* **Source document**:
This Amendment No. 1 amends Item 4 and Item 5 of the Schedule 13D as set forth below. As set forth below, as a result of the transactions described herein, on December 2, 2020 each of the Reporting Persons ceased to be the beneficial owner of more than five percent of the shares of Common Stock. The filing of this Amendment No. 1 represents the final amendment to the Schedule 13D and constitutes an exit filing for the Reporting Persons.

 

Item 4.

Purpose of Transaction

Item 4 of the Schedule 13D is hereby amended and supplemented by deleting the first paragraph under the subheading entitled “Merger” in its entirety and replacing it with the following paragraphs:

“On October 19, 2020, the Issuer announced that it entered into an Agreement and Plan of Merger (the “Merger Agreement”) with Endo International plc, a public limited liability company incorporated in Ireland (“Parent”), and Beta Acquisition Corp., a Delaware corporation and wholly-owned indirect subsidiary of Parent (“Purchaser”). Pursuant to the Merger Agreement, and on the terms and subject to the conditions thereof, Purchaser commenced a tender offer (the “Offer”) to acquire all of the Issuer’s issued and outstanding shares of Common Stock at a purchase price of $88.50 per share of Common Stock, net to the holder thereof in cash, subject to reduction for any applicable withholding taxes and without interest.

* **Source material**:
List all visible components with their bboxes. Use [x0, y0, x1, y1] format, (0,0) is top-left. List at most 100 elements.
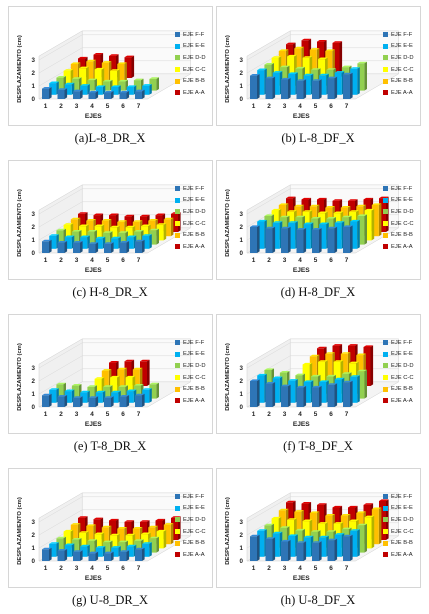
chart-svg: 0 1 2 3 1 2 3 4 5 6 7 EJES DESPLAZAMIENTO (cm)	[225, 338, 400, 428]
y-tick-label: 0	[32, 558, 36, 565]
chart-legend: EJE F-F EJE E-E EJE D-D EJE C-C EJE B-B EJE A…	[383, 337, 414, 407]
legend-entry: EJE B-B	[175, 75, 206, 87]
y-tick-label: 1	[32, 237, 36, 244]
x-tick-label: 7	[345, 411, 349, 418]
y-tick-label: 3	[32, 519, 36, 526]
legend-entry: EJE D-D	[175, 360, 206, 372]
x-tick-label: 7	[345, 257, 349, 264]
bar	[88, 396, 99, 407]
bar	[124, 55, 135, 78]
legend-label: EJE F-F	[183, 339, 205, 346]
x-tick-label: 1	[44, 565, 48, 572]
bar	[119, 395, 130, 407]
legend-entry: EJE A-A	[383, 549, 414, 561]
figure-caption: (f) T-8_DF_X	[283, 439, 353, 453]
legend-entry: EJE C-C	[383, 372, 414, 384]
bar	[296, 541, 307, 561]
bar	[250, 74, 260, 99]
bar	[296, 385, 307, 407]
legend-label: EJE B-B	[391, 386, 413, 393]
bar	[104, 242, 114, 253]
legend-swatch	[383, 55, 388, 61]
gridline	[38, 368, 191, 395]
bar	[357, 214, 367, 245]
legend-entry: EJE C-C	[175, 218, 206, 230]
bar	[149, 77, 159, 91]
gridline	[38, 188, 191, 215]
bar	[142, 542, 152, 557]
legend-label: EJE D-D	[183, 208, 206, 215]
bar	[350, 67, 360, 95]
legend-label: EJE B-B	[183, 232, 205, 239]
legend-entry: EJE D-D	[383, 514, 414, 526]
y-axis-title: DESPLAZAMIENTO (cm)	[225, 497, 231, 565]
bar	[327, 538, 338, 561]
legend-swatch	[175, 244, 180, 250]
y-axis-title: DESPLAZAMIENTO (cm)	[17, 189, 23, 257]
bar	[73, 550, 83, 561]
bar	[296, 228, 307, 253]
legend-entry: EJE F-F	[175, 491, 206, 503]
legend-entry: EJE D-D	[383, 360, 414, 372]
chart-legend: EJE F-F EJE E-E EJE D-D EJE C-C EJE B-B EJE A…	[175, 183, 206, 253]
x-tick-label: 6	[329, 257, 333, 264]
bar	[104, 551, 114, 561]
legend-entry: EJE B-B	[175, 229, 206, 241]
x-tick-label: 3	[75, 565, 79, 572]
legend-entry: EJE B-B	[383, 537, 414, 549]
bar	[135, 239, 145, 253]
legend-label: EJE A-A	[391, 243, 413, 250]
bar	[296, 79, 307, 99]
x-tick-label: 4	[90, 565, 94, 572]
legend-entry: EJE D-D	[383, 206, 414, 218]
legend-entry: EJE A-A	[175, 395, 206, 407]
chart-legend: EJE F-F EJE E-E EJE D-D EJE C-C EJE B-B EJE A…	[175, 29, 206, 99]
legend-swatch	[175, 90, 180, 96]
bar	[312, 79, 322, 99]
legend-entry: EJE B-B	[383, 75, 414, 87]
legend-label: EJE D-D	[391, 208, 414, 215]
y-tick-label: 2	[32, 378, 36, 385]
legend-swatch	[383, 90, 388, 96]
x-tick-label: 1	[44, 257, 48, 264]
legend-label: EJE B-B	[183, 540, 205, 547]
y-tick-label: 3	[240, 519, 244, 526]
legend-label: EJE D-D	[183, 54, 206, 61]
legend-entry: EJE E-E	[175, 349, 206, 361]
bar	[94, 67, 105, 87]
bar	[73, 89, 83, 99]
bar	[343, 225, 353, 253]
figure-caption: (b) L-8_DF_X	[281, 131, 355, 145]
bar	[80, 544, 90, 557]
bar	[57, 395, 68, 407]
legend-entry: EJE E-E	[175, 503, 206, 515]
legend-swatch	[383, 43, 388, 49]
legend-entry: EJE C-C	[383, 526, 414, 538]
bar	[135, 89, 145, 99]
x-tick-label: 5	[106, 103, 110, 110]
chart-panel: 0 1 2 3 1 2 3 4 5 6 7 EJES DESPLAZAMIENTO (cm) EJE F-…	[8, 160, 213, 280]
y-axis-title: DESPLAZAMIENTO (cm)	[225, 189, 231, 257]
legend-entry: EJE A-A	[175, 87, 206, 99]
legend-label: EJE E-E	[183, 197, 205, 204]
bar	[142, 84, 152, 95]
x-tick-label: 2	[59, 411, 63, 418]
legend-entry: EJE F-F	[383, 29, 414, 41]
y-tick-label: 0	[32, 404, 36, 411]
legend-entry: EJE D-D	[175, 206, 206, 218]
bar	[149, 228, 159, 245]
y-axis-title: DESPLAZAMIENTO (cm)	[225, 343, 231, 411]
chart-legend: EJE F-F EJE E-E EJE D-D EJE C-C EJE B-B EJE A…	[383, 491, 414, 561]
figure-caption: (d) H-8_DF_X	[280, 285, 356, 299]
legend-entry: EJE F-F	[175, 337, 206, 349]
x-tick-label: 4	[298, 103, 302, 110]
bar	[104, 396, 114, 407]
legend-entry: EJE F-F	[175, 29, 206, 41]
bar	[327, 76, 338, 99]
gridline	[246, 342, 399, 369]
legend-entry: EJE E-E	[383, 503, 414, 515]
chart-panel: 0 1 2 3 1 2 3 4 5 6 7 EJES DESPLAZAMIENTO (cm) EJE F-…	[216, 6, 421, 126]
chart-panel: 0 1 2 3 1 2 3 4 5 6 7 EJES DESPLAZAMIENTO (cm) EJE F-…	[8, 6, 213, 126]
bar	[327, 226, 338, 253]
legend-label: EJE B-B	[183, 386, 205, 393]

* **To be done**:
[A] Decide whether each statement agrees with the Schedule 13D amendment. For each one, answer yes or no and quote the words of the amendment that settle it. (i) The Reporting Persons stopped being beneficial owners of more than five percent of the Common Stock on December 2, 2020. (ii) Endo International plc is incorporated in Delaware. (iii) The Offer set a purchase price of $88.50 per share of Common Stock.
[B] From the rows, quote the lines starting with the line containing "chart-svg: 0 1" and going on through the line containing "74, 260, 99]", including both.

* **Responses per task**:
[A]
(i) Yes: "on December 2, 2020 each of the Reporting Persons ceased to be the beneficial owner of more than five percent of the shares of Common Stock"
(ii) No: "Endo International plc, a public limited liability company incorporated in Ireland"
(iii) Yes: "at a purchase price of $88.50 per share of Common Stock"

[B]
chart-svg: 0 1 2 3 1 2 3 4 5 6 7 EJES DESPLAZAMIENTO (cm)	[225, 338, 400, 428]
y-tick-label: 0	[32, 558, 36, 565]
chart-legend: EJE F-F EJE E-E EJE D-D EJE C-C EJE B-B EJE A…	[383, 337, 414, 407]
legend-entry: EJE B-B	[175, 75, 206, 87]
y-tick-label: 1	[32, 237, 36, 244]
x-tick-label: 7	[345, 411, 349, 418]
y-tick-label: 3	[32, 519, 36, 526]
legend-entry: EJE D-D	[175, 360, 206, 372]
x-tick-label: 7	[345, 257, 349, 264]
bar	[88, 396, 99, 407]
bar	[124, 55, 135, 78]
legend-label: EJE F-F	[183, 339, 205, 346]
x-tick-label: 1	[44, 565, 48, 572]
bar	[119, 395, 130, 407]
legend-entry: EJE A-A	[383, 549, 414, 561]
figure-caption: (f) T-8_DF_X	[283, 439, 353, 453]
legend-entry: EJE C-C	[383, 372, 414, 384]
bar	[296, 541, 307, 561]
bar	[250, 74, 260, 99]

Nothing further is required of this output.